- **Do this**:
Print every entry, word for word, and skip the images.

- **Listed entries**:

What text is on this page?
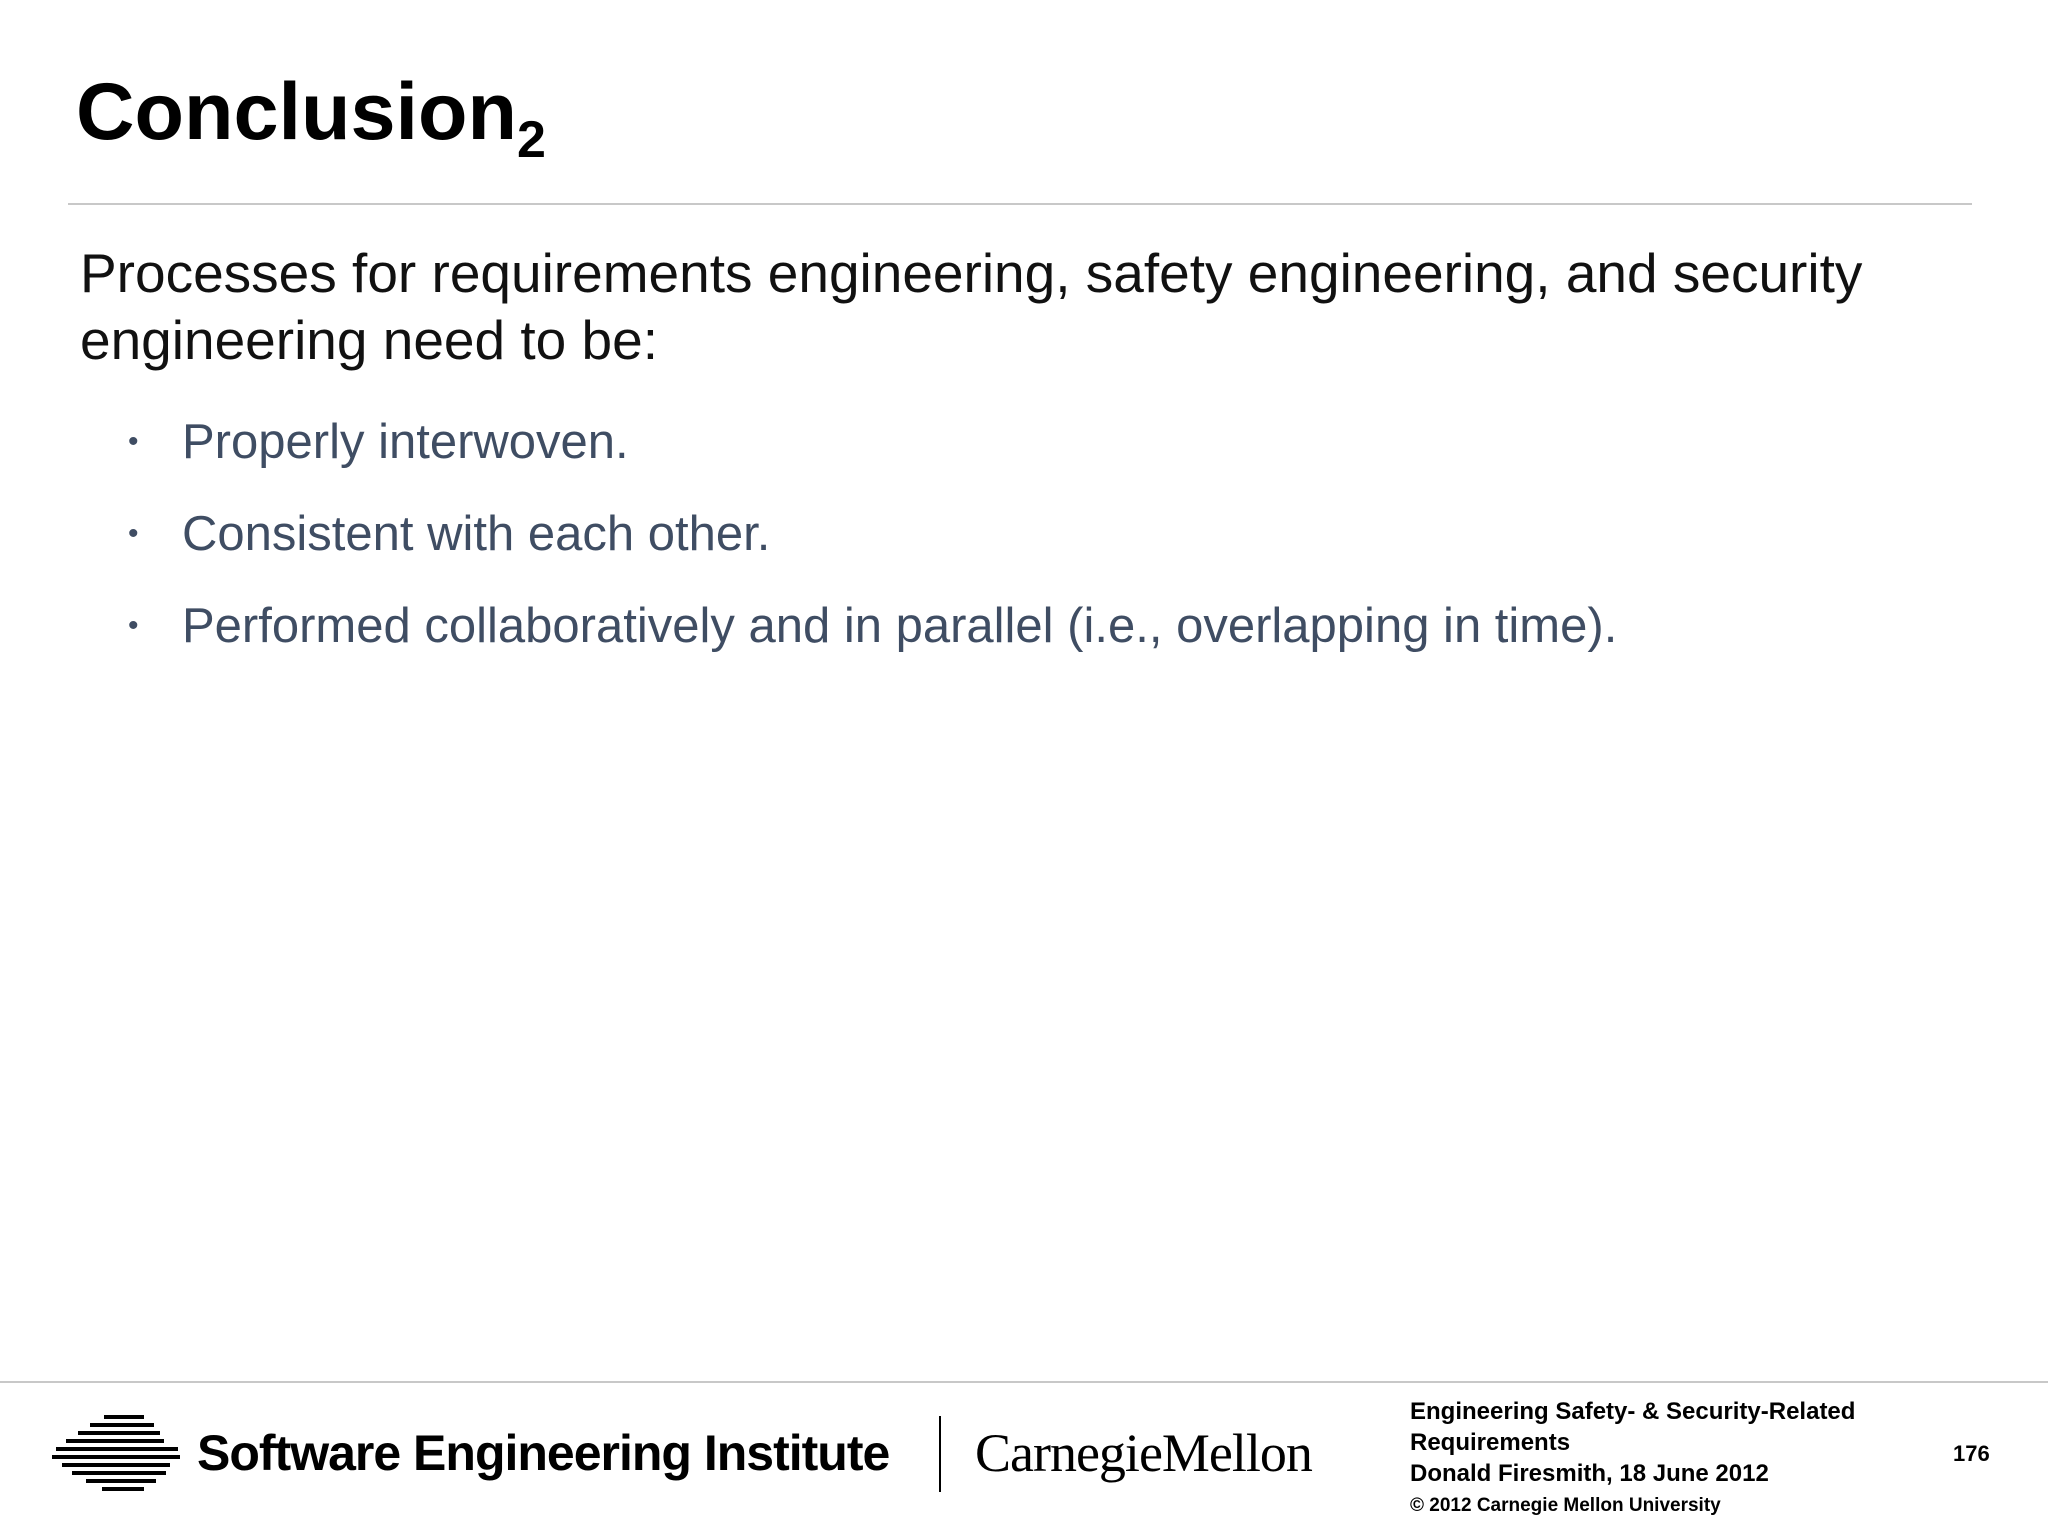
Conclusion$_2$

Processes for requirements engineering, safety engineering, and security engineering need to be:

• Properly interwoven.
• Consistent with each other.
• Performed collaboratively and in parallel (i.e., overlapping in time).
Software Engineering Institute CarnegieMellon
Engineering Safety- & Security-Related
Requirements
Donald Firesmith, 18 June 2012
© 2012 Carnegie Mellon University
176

- **Written solution**:
What text is on this page?
Conclusion$_2$

Processes for requirements engineering, safety engineering, and security engineering need to be:

• Properly interwoven.
• Consistent with each other.
• Performed collaboratively and in parallel (i.e., overlapping in time).
Software Engineering Institute CarnegieMellon
Engineering Safety- & Security-Related
Requirements
Donald Firesmith, 18 June 2012
© 2012 Carnegie Mellon University
176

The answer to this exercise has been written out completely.